**** Material for the task ****

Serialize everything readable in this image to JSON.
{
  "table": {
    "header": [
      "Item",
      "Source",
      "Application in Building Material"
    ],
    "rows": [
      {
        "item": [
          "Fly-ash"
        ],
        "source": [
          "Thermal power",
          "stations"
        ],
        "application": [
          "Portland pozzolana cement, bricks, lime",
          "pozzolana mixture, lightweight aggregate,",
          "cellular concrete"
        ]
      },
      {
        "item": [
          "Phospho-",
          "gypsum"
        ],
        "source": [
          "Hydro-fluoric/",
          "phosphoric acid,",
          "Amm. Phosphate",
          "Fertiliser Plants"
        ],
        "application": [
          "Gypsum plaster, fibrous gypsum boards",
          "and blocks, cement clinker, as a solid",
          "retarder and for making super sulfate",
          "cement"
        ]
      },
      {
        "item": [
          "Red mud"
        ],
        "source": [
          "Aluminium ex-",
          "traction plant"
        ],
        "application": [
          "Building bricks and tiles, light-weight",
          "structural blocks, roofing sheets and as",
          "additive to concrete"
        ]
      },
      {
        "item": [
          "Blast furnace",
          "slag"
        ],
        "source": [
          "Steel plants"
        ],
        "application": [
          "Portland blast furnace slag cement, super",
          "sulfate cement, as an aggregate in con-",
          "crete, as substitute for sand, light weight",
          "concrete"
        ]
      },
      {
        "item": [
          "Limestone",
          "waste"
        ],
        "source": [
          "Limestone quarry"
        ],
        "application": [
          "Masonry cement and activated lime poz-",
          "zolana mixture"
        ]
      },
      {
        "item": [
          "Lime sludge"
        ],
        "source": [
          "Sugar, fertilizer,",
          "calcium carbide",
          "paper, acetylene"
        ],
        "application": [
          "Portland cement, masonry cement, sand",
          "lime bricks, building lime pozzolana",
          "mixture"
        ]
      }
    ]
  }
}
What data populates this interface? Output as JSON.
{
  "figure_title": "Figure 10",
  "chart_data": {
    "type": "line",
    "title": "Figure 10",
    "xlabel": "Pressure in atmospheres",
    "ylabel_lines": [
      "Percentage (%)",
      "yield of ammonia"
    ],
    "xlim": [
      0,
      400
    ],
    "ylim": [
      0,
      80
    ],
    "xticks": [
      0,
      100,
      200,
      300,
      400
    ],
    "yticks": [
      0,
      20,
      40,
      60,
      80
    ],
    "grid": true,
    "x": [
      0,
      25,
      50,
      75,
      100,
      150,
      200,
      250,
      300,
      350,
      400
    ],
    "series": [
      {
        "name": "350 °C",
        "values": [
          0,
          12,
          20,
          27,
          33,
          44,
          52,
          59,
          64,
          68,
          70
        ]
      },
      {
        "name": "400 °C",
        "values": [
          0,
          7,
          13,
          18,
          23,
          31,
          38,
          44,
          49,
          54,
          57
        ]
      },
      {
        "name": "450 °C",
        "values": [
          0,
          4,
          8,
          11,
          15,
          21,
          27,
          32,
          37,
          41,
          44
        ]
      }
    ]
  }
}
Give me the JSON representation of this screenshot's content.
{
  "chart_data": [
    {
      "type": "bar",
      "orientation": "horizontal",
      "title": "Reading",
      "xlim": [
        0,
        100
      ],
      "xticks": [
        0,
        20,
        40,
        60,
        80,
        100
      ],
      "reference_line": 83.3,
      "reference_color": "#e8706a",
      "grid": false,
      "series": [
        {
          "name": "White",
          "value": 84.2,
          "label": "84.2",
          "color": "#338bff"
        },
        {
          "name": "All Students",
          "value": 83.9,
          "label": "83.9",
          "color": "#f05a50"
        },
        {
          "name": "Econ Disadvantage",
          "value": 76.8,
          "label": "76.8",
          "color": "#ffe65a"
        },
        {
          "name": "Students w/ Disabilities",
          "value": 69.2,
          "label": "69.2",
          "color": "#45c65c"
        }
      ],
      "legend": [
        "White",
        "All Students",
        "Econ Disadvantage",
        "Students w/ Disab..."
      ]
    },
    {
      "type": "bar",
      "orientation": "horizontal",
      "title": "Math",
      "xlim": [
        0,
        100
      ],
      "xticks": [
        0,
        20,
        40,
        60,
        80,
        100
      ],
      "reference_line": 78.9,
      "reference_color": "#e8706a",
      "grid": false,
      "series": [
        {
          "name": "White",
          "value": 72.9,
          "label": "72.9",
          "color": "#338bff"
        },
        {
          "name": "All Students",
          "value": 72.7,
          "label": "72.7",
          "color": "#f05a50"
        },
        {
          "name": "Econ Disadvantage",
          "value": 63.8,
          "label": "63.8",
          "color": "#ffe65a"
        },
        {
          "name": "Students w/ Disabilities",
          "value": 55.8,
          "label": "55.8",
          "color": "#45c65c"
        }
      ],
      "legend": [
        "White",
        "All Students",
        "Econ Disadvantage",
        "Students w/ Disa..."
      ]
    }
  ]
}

****

What is asked
Check each line of the records above for the string "pozzolana", and report every line that has it.

Response
          "Portland pozzolana cement, bricks, lime",
          "pozzolana mixture, lightweight aggregate,",
          "lime bricks, building lime pozzolana",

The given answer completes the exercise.